[Start Task input]

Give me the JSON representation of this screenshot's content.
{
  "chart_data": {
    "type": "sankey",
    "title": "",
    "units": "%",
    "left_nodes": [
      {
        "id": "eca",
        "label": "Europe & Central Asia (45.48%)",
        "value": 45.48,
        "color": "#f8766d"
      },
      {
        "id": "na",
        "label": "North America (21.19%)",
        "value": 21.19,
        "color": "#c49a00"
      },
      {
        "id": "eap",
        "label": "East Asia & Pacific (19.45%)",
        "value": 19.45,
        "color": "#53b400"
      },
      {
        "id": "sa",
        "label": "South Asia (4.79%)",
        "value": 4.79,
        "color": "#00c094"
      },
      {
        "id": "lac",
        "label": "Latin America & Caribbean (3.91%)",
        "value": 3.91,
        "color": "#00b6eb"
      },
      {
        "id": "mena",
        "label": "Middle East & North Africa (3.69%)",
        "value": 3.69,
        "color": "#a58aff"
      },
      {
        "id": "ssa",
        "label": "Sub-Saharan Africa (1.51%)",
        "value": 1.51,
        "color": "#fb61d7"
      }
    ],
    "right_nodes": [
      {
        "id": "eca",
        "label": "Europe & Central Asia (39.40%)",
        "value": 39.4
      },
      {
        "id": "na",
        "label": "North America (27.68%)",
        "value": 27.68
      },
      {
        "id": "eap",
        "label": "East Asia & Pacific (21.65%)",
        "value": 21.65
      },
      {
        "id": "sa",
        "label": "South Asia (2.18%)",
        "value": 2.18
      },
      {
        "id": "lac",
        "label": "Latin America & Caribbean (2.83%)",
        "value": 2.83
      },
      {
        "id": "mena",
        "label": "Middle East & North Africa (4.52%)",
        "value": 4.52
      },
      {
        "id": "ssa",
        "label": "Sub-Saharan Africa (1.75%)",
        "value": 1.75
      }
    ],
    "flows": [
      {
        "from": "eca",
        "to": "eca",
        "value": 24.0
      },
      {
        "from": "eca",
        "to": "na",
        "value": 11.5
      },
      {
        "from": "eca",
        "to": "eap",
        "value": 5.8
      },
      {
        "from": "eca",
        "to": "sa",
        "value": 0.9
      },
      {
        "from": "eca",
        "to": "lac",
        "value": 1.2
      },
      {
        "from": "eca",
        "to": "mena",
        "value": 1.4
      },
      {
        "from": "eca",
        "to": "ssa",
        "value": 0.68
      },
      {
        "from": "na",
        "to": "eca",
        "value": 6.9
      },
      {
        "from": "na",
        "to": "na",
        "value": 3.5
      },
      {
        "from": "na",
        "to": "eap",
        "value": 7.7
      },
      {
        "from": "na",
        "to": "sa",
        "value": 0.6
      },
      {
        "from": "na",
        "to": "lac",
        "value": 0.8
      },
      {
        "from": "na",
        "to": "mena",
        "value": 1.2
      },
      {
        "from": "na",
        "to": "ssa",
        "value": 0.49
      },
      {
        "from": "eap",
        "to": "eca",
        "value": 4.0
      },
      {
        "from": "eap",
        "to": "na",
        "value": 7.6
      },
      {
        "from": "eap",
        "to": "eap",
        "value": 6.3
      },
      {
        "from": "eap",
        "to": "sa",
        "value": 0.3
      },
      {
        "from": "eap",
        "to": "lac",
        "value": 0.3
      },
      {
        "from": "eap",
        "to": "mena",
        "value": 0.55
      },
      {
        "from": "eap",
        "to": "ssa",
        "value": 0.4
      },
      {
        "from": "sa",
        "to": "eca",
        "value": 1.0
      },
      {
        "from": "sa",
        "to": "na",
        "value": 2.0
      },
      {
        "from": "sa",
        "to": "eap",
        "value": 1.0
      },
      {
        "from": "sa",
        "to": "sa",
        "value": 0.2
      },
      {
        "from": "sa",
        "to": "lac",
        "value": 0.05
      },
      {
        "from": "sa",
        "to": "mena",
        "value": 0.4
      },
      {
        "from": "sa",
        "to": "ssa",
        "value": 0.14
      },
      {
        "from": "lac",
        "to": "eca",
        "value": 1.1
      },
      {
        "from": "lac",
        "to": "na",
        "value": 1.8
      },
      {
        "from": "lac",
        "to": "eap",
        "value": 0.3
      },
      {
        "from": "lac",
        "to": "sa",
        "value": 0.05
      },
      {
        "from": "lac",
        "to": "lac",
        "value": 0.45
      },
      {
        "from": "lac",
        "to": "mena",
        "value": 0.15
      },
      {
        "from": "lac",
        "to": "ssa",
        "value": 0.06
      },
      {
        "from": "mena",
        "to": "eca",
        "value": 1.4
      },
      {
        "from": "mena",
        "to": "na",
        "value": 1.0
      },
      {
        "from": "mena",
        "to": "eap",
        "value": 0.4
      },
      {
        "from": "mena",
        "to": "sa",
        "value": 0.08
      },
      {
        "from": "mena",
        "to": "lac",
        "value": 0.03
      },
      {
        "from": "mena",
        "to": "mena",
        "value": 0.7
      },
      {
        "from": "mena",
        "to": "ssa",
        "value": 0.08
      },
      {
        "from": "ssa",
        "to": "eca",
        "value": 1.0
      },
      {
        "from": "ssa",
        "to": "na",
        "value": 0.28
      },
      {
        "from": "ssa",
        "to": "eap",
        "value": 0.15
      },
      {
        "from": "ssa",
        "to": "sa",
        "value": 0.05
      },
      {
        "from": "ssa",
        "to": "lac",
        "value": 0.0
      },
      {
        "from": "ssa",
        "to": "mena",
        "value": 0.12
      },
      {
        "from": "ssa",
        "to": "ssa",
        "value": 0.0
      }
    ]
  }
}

[End Task input]

The task> Faithfully reproduce all of the records, character for character.

Problem solution>
Give me the JSON representation of this screenshot's content.
{
  "chart_data": {
    "type": "sankey",
    "title": "",
    "units": "%",
    "left_nodes": [
      {
        "id": "eca",
        "label": "Europe & Central Asia (45.48%)",
        "value": 45.48,
        "color": "#f8766d"
      },
      {
        "id": "na",
        "label": "North America (21.19%)",
        "value": 21.19,
        "color": "#c49a00"
      },
      {
        "id": "eap",
        "label": "East Asia & Pacific (19.45%)",
        "value": 19.45,
        "color": "#53b400"
      },
      {
        "id": "sa",
        "label": "South Asia (4.79%)",
        "value": 4.79,
        "color": "#00c094"
      },
      {
        "id": "lac",
        "label": "Latin America & Caribbean (3.91%)",
        "value": 3.91,
        "color": "#00b6eb"
      },
      {
        "id": "mena",
        "label": "Middle East & North Africa (3.69%)",
        "value": 3.69,
        "color": "#a58aff"
      },
      {
        "id": "ssa",
        "label": "Sub-Saharan Africa (1.51%)",
        "value": 1.51,
        "color": "#fb61d7"
      }
    ],
    "right_nodes": [
      {
        "id": "eca",
        "label": "Europe & Central Asia (39.40%)",
        "value": 39.4
      },
      {
        "id": "na",
        "label": "North America (27.68%)",
        "value": 27.68
      },
      {
        "id": "eap",
        "label": "East Asia & Pacific (21.65%)",
        "value": 21.65
      },
      {
        "id": "sa",
        "label": "South Asia (2.18%)",
        "value": 2.18
      },
      {
        "id": "lac",
        "label": "Latin America & Caribbean (2.83%)",
        "value": 2.83
      },
      {
        "id": "mena",
        "label": "Middle East & North Africa (4.52%)",
        "value": 4.52
      },
      {
        "id": "ssa",
        "label": "Sub-Saharan Africa (1.75%)",
        "value": 1.75
      }
    ],
    "flows": [
      {
        "from": "eca",
        "to": "eca",
        "value": 24.0
      },
      {
        "from": "eca",
        "to": "na",
        "value": 11.5
      },
      {
        "from": "eca",
        "to": "eap",
        "value": 5.8
      },
      {
        "from": "eca",
        "to": "sa",
        "value": 0.9
      },
      {
        "from": "eca",
        "to": "lac",
        "value": 1.2
      },
      {
        "from": "eca",
        "to": "mena",
        "value": 1.4
      },
      {
        "from": "eca",
        "to": "ssa",
        "value": 0.68
      },
      {
        "from": "na",
        "to": "eca",
        "value": 6.9
      },
      {
        "from": "na",
        "to": "na",
        "value": 3.5
      },
      {
        "from": "na",
        "to": "eap",
        "value": 7.7
      },
      {
        "from": "na",
        "to": "sa",
        "value": 0.6
      },
      {
        "from": "na",
        "to": "lac",
        "value": 0.8
      },
      {
        "from": "na",
        "to": "mena",
        "value": 1.2
      },
      {
        "from": "na",
        "to": "ssa",
        "value": 0.49
      },
      {
        "from": "eap",
        "to": "eca",
        "value": 4.0
      },
      {
        "from": "eap",
        "to": "na",
        "value": 7.6
      },
      {
        "from": "eap",
        "to": "eap",
        "value": 6.3
      },
      {
        "from": "eap",
        "to": "sa",
        "value": 0.3
      },
      {
        "from": "eap",
        "to": "lac",
        "value": 0.3
      },
      {
        "from": "eap",
        "to": "mena",
        "value": 0.55
      },
      {
        "from": "eap",
        "to": "ssa",
        "value": 0.4
      },
      {
        "from": "sa",
        "to": "eca",
        "value": 1.0
      },
      {
        "from": "sa",
        "to": "na",
        "value": 2.0
      },
      {
        "from": "sa",
        "to": "eap",
        "value": 1.0
      },
      {
        "from": "sa",
        "to": "sa",
        "value": 0.2
      },
      {
        "from": "sa",
        "to": "lac",
        "value": 0.05
      },
      {
        "from": "sa",
        "to": "mena",
        "value": 0.4
      },
      {
        "from": "sa",
        "to": "ssa",
        "value": 0.14
      },
      {
        "from": "lac",
        "to": "eca",
        "value": 1.1
      },
      {
        "from": "lac",
        "to": "na",
        "value": 1.8
      },
      {
        "from": "lac",
        "to": "eap",
        "value": 0.3
      },
      {
        "from": "lac",
        "to": "sa",
        "value": 0.05
      },
      {
        "from": "lac",
        "to": "lac",
        "value": 0.45
      },
      {
        "from": "lac",
        "to": "mena",
        "value": 0.15
      },
      {
        "from": "lac",
        "to": "ssa",
        "value": 0.06
      },
      {
        "from": "mena",
        "to": "eca",
        "value": 1.4
      },
      {
        "from": "mena",
        "to": "na",
        "value": 1.0
      },
      {
        "from": "mena",
        "to": "eap",
        "value": 0.4
      },
      {
        "from": "mena",
        "to": "sa",
        "value": 0.08
      },
      {
        "from": "mena",
        "to": "lac",
        "value": 0.03
      },
      {
        "from": "mena",
        "to": "mena",
        "value": 0.7
      },
      {
        "from": "mena",
        "to": "ssa",
        "value": 0.08
      },
      {
        "from": "ssa",
        "to": "eca",
        "value": 1.0
      },
      {
        "from": "ssa",
        "to": "na",
        "value": 0.28
      },
      {
        "from": "ssa",
        "to": "eap",
        "value": 0.15
      },
      {
        "from": "ssa",
        "to": "sa",
        "value": 0.05
      },
      {
        "from": "ssa",
        "to": "lac",
        "value": 0.0
      },
      {
        "from": "ssa",
        "to": "mena",
        "value": 0.12
      },
      {
        "from": "ssa",
        "to": "ssa",
        "value": 0.0
      }
    ]
  }
}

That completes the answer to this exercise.